» Stored dataset items
■ ■ ■

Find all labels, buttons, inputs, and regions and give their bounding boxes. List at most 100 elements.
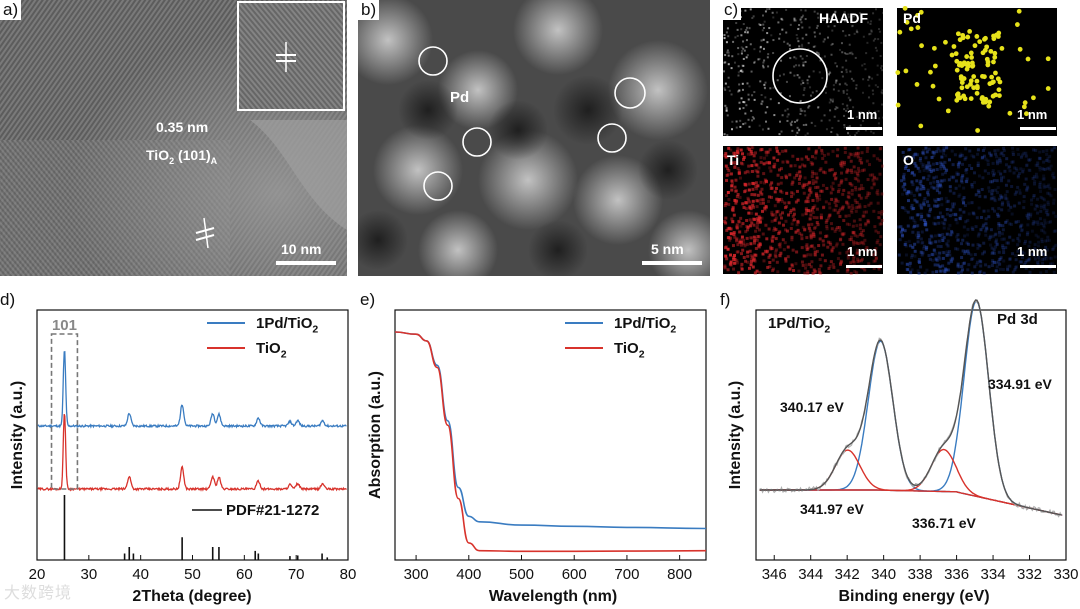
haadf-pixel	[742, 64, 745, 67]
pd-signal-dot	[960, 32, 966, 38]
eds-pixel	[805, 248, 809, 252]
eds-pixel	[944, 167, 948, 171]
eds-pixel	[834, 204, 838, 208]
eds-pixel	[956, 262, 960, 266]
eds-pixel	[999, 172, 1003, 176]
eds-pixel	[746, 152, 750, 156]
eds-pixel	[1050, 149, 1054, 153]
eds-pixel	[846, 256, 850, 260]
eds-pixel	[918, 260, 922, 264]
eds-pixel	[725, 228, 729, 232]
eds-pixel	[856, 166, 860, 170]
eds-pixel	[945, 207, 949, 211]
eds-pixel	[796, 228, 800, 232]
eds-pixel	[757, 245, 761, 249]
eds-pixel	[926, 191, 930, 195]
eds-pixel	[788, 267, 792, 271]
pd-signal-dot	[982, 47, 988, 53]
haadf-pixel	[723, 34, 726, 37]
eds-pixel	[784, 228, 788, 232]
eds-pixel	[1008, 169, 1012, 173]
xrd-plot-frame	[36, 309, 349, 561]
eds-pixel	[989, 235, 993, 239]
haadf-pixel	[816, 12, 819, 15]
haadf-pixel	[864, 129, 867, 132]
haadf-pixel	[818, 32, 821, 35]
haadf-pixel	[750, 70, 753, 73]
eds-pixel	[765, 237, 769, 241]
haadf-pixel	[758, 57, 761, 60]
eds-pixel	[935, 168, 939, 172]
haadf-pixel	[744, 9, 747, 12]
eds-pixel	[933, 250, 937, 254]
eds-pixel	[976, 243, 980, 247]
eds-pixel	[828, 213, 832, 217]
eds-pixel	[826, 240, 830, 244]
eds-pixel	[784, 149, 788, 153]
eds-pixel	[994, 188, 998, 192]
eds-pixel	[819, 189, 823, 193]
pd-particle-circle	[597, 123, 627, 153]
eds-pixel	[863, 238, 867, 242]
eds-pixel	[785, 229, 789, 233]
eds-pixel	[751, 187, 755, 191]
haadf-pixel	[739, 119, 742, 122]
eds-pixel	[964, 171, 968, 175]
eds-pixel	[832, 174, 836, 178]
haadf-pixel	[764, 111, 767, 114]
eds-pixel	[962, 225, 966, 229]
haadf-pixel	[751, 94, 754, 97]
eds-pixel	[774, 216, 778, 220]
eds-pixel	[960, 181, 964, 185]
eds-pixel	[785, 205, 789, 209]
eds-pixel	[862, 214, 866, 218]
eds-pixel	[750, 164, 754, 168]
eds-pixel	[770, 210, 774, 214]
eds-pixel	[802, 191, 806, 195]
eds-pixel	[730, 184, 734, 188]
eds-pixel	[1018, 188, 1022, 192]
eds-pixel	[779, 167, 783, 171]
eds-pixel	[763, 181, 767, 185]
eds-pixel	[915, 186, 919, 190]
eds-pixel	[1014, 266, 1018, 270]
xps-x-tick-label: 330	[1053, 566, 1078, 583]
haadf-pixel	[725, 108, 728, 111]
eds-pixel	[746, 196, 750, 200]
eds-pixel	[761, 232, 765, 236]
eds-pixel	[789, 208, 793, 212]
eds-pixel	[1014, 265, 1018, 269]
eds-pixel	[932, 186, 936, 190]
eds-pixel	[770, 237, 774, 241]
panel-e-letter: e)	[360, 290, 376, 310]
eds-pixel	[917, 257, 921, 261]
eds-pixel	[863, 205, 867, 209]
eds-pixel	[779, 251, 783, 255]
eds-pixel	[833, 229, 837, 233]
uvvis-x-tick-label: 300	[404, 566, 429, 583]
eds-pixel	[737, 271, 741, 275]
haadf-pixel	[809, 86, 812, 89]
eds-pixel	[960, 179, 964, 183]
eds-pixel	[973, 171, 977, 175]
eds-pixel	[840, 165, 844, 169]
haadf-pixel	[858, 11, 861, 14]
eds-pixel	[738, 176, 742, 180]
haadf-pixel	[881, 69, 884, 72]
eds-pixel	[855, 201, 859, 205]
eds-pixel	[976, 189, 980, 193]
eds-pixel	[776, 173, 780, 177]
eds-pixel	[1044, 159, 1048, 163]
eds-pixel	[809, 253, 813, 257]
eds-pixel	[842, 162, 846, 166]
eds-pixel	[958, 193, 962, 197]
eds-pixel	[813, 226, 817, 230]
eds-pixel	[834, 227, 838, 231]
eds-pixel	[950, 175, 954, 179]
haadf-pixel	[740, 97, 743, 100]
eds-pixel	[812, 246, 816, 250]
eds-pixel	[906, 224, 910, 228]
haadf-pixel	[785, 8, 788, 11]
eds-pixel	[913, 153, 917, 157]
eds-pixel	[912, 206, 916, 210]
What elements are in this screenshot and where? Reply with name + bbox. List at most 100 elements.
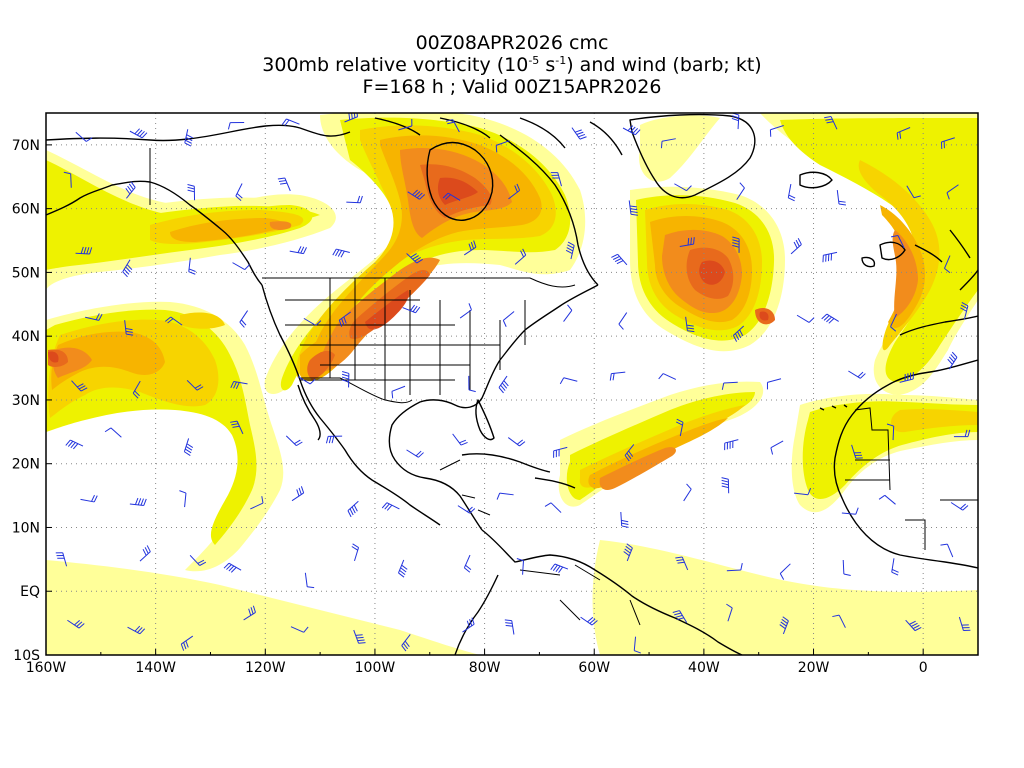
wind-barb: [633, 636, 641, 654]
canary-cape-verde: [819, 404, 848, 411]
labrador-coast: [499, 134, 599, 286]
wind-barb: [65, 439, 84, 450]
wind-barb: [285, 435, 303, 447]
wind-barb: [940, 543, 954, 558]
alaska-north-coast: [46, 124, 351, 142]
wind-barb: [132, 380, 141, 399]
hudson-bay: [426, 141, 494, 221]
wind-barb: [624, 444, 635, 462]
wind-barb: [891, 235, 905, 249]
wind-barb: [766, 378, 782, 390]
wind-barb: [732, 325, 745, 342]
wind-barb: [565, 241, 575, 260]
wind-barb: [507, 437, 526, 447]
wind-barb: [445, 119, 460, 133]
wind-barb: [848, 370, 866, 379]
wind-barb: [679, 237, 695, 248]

■ ■ ■

» Exercise brief
Reproduce every one of the items above line for line, with no changes. Omit the pictures from your reply.

» Exercise result
Find all labels, buttons, inputs, and regions and give their bounding boxes. List at most 100 elements.
haadf-pixel	[742, 64, 745, 67]
pd-signal-dot	[960, 32, 966, 38]
eds-pixel	[805, 248, 809, 252]
eds-pixel	[944, 167, 948, 171]
eds-pixel	[834, 204, 838, 208]
eds-pixel	[956, 262, 960, 266]
eds-pixel	[999, 172, 1003, 176]
eds-pixel	[746, 152, 750, 156]
eds-pixel	[1050, 149, 1054, 153]
eds-pixel	[846, 256, 850, 260]
eds-pixel	[918, 260, 922, 264]
eds-pixel	[725, 228, 729, 232]
eds-pixel	[856, 166, 860, 170]
eds-pixel	[945, 207, 949, 211]
eds-pixel	[796, 228, 800, 232]
eds-pixel	[757, 245, 761, 249]
eds-pixel	[926, 191, 930, 195]
eds-pixel	[788, 267, 792, 271]
pd-signal-dot	[982, 47, 988, 53]
haadf-pixel	[723, 34, 726, 37]
eds-pixel	[784, 228, 788, 232]
eds-pixel	[1008, 169, 1012, 173]
xrd-plot-frame	[36, 309, 349, 561]
eds-pixel	[989, 235, 993, 239]
haadf-pixel	[816, 12, 819, 15]
haadf-pixel	[864, 129, 867, 132]
haadf-pixel	[818, 32, 821, 35]
haadf-pixel	[750, 70, 753, 73]
eds-pixel	[765, 237, 769, 241]
haadf-pixel	[758, 57, 761, 60]
eds-pixel	[935, 168, 939, 172]
haadf-pixel	[744, 9, 747, 12]
eds-pixel	[933, 250, 937, 254]
eds-pixel	[976, 243, 980, 247]
eds-pixel	[828, 213, 832, 217]
eds-pixel	[826, 240, 830, 244]
eds-pixel	[784, 149, 788, 153]
eds-pixel	[994, 188, 998, 192]
eds-pixel	[819, 189, 823, 193]
pd-particle-circle	[597, 123, 627, 153]
eds-pixel	[863, 238, 867, 242]
eds-pixel	[785, 229, 789, 233]
eds-pixel	[751, 187, 755, 191]
haadf-pixel	[739, 119, 742, 122]
eds-pixel	[964, 171, 968, 175]
eds-pixel	[832, 174, 836, 178]
haadf-pixel	[764, 111, 767, 114]
eds-pixel	[962, 225, 966, 229]
haadf-pixel	[751, 94, 754, 97]
eds-pixel	[774, 216, 778, 220]
eds-pixel	[960, 181, 964, 185]
eds-pixel	[785, 205, 789, 209]
eds-pixel	[862, 214, 866, 218]
eds-pixel	[750, 164, 754, 168]
eds-pixel	[770, 210, 774, 214]
eds-pixel	[802, 191, 806, 195]
eds-pixel	[730, 184, 734, 188]
eds-pixel	[1018, 188, 1022, 192]
eds-pixel	[779, 167, 783, 171]
eds-pixel	[763, 181, 767, 185]
eds-pixel	[915, 186, 919, 190]
eds-pixel	[1014, 266, 1018, 270]
xps-x-tick-label: 330	[1053, 566, 1078, 583]
haadf-pixel	[725, 108, 728, 111]
eds-pixel	[746, 196, 750, 200]
eds-pixel	[761, 232, 765, 236]
eds-pixel	[789, 208, 793, 212]
eds-pixel	[1014, 265, 1018, 269]
eds-pixel	[932, 186, 936, 190]
eds-pixel	[770, 237, 774, 241]
panel-e-letter: e)	[360, 290, 376, 310]
eds-pixel	[917, 257, 921, 261]
eds-pixel	[863, 205, 867, 209]
eds-pixel	[779, 251, 783, 255]
eds-pixel	[833, 229, 837, 233]
uvvis-x-tick-label: 300	[404, 566, 429, 583]
eds-pixel	[737, 271, 741, 275]
haadf-pixel	[809, 86, 812, 89]
eds-pixel	[960, 179, 964, 183]
eds-pixel	[973, 171, 977, 175]
eds-pixel	[840, 165, 844, 169]
haadf-pixel	[858, 11, 861, 14]
eds-pixel	[738, 176, 742, 180]
haadf-pixel	[881, 69, 884, 72]
eds-pixel	[855, 201, 859, 205]
eds-pixel	[976, 189, 980, 193]
eds-pixel	[776, 173, 780, 177]
eds-pixel	[1044, 159, 1048, 163]
eds-pixel	[809, 253, 813, 257]
eds-pixel	[842, 162, 846, 166]
eds-pixel	[958, 193, 962, 197]
eds-pixel	[813, 226, 817, 230]
eds-pixel	[834, 227, 838, 231]
eds-pixel	[950, 175, 954, 179]
haadf-pixel	[740, 97, 743, 100]
eds-pixel	[812, 246, 816, 250]
eds-pixel	[906, 224, 910, 228]
haadf-pixel	[785, 8, 788, 11]
eds-pixel	[913, 153, 917, 157]
eds-pixel	[912, 206, 916, 210]
What elements are in this screenshot and where? Reply with name + bbox. List at most 100 elements.
wind-barb: [633, 636, 641, 654]
canary-cape-verde: [819, 404, 848, 411]
labrador-coast: [499, 134, 599, 286]
wind-barb: [65, 439, 84, 450]
wind-barb: [285, 435, 303, 447]
wind-barb: [940, 543, 954, 558]
alaska-north-coast: [46, 124, 351, 142]
wind-barb: [132, 380, 141, 399]
hudson-bay: [426, 141, 494, 221]
wind-barb: [624, 444, 635, 462]
wind-barb: [891, 235, 905, 249]
wind-barb: [766, 378, 782, 390]
wind-barb: [732, 325, 745, 342]
wind-barb: [565, 241, 575, 260]
wind-barb: [507, 437, 526, 447]
wind-barb: [445, 119, 460, 133]
wind-barb: [848, 370, 866, 379]
wind-barb: [679, 237, 695, 248]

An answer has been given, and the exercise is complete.